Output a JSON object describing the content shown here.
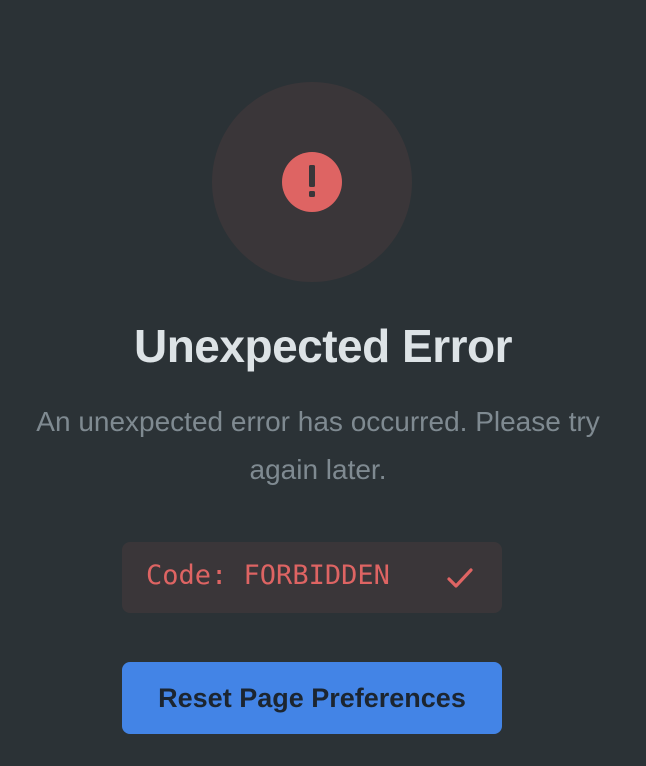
{
  "error": {
    "icon": "alert-circle-icon",
    "title": "Unexpected Error",
    "message": "An unexpected error has occurred. Please try again later.",
    "code_label": "Code:",
    "code_value": "FORBIDDEN",
    "copy_icon": "check-icon"
  },
  "actions": {
    "reset_label": "Reset Page Preferences"
  },
  "colors": {
    "background": "#2b3236",
    "icon_circle": "#3a3639",
    "error_red": "#de6463",
    "title_text": "#dde3e6",
    "message_text": "#7f8a91",
    "button": "#4384e6"
  }
}
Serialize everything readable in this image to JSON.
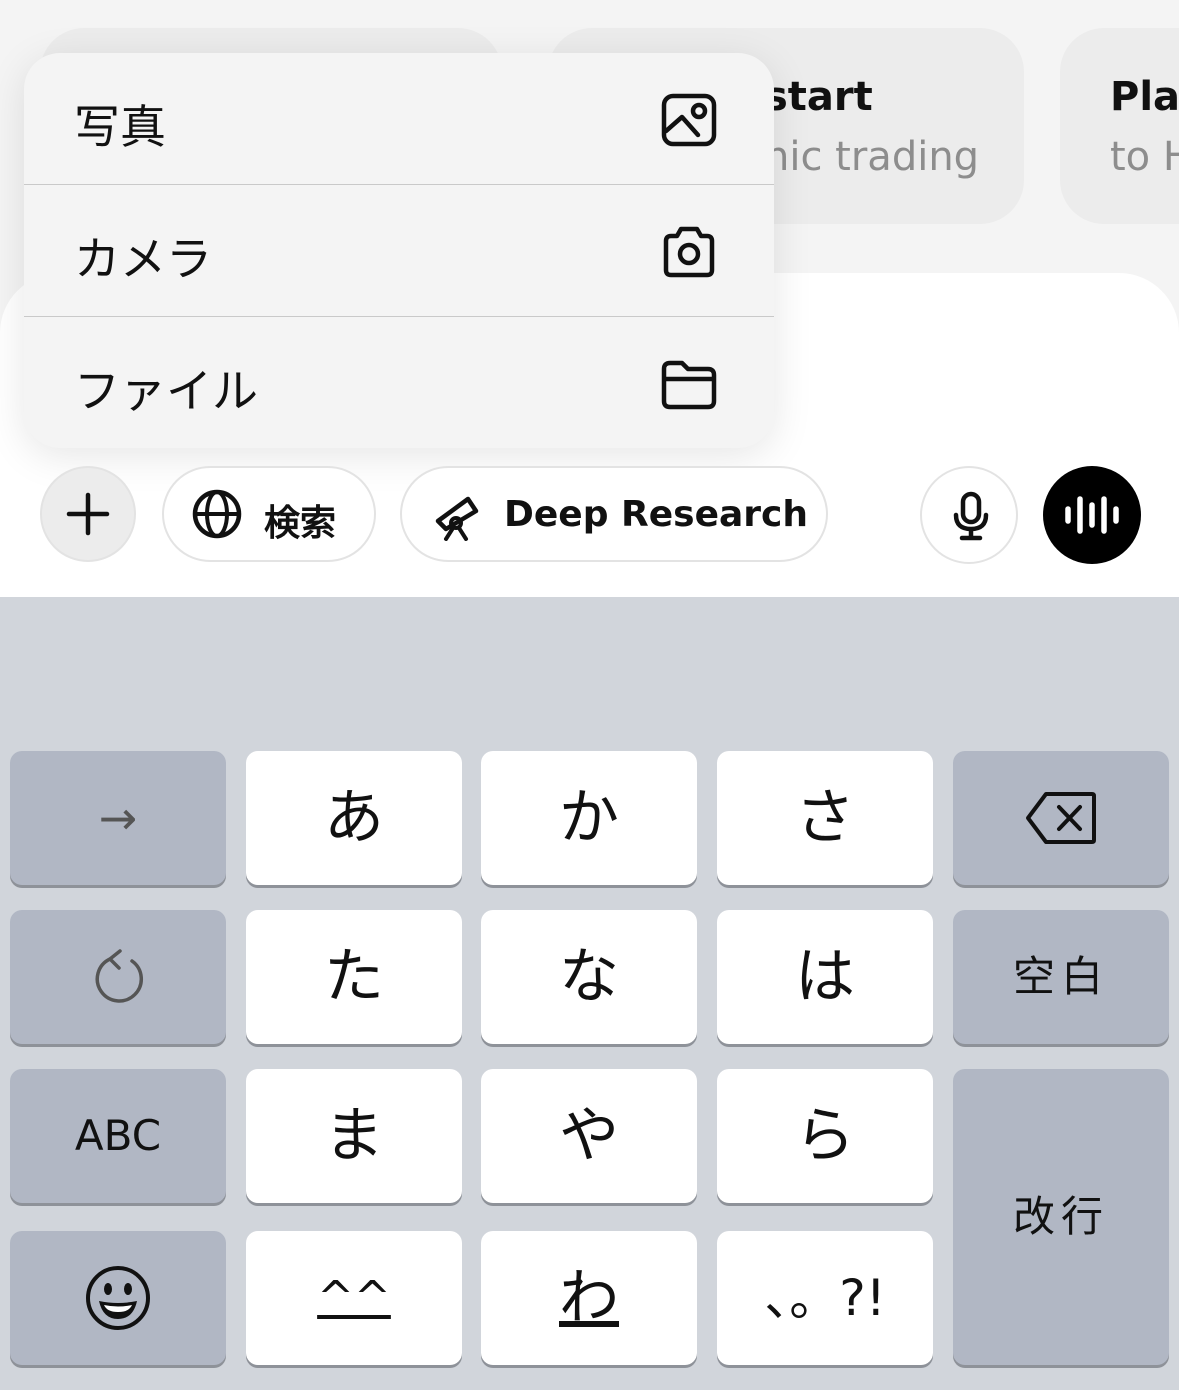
########
## Exercise
Reproduce every record word for word. The copy must contain no pictures.

## Exercise solution
Output a JSON object describing the content shown here.
{
  "error": {
    "icon": "alert-circle-icon",
    "title": "Unexpected Error",
    "message": "An unexpected error has occurred. Please try again later.",
    "code_label": "Code:",
    "code_value": "FORBIDDEN",
    "copy_icon": "check-icon"
  },
  "actions": {
    "reset_label": "Reset Page Preferences"
  },
  "colors": {
    "background": "#2b3236",
    "icon_circle": "#3a3639",
    "error_red": "#de6463",
    "title_text": "#dde3e6",
    "message_text": "#7f8a91",
    "button": "#4384e6"
  }
}
Serialize everything readable in this image to JSON.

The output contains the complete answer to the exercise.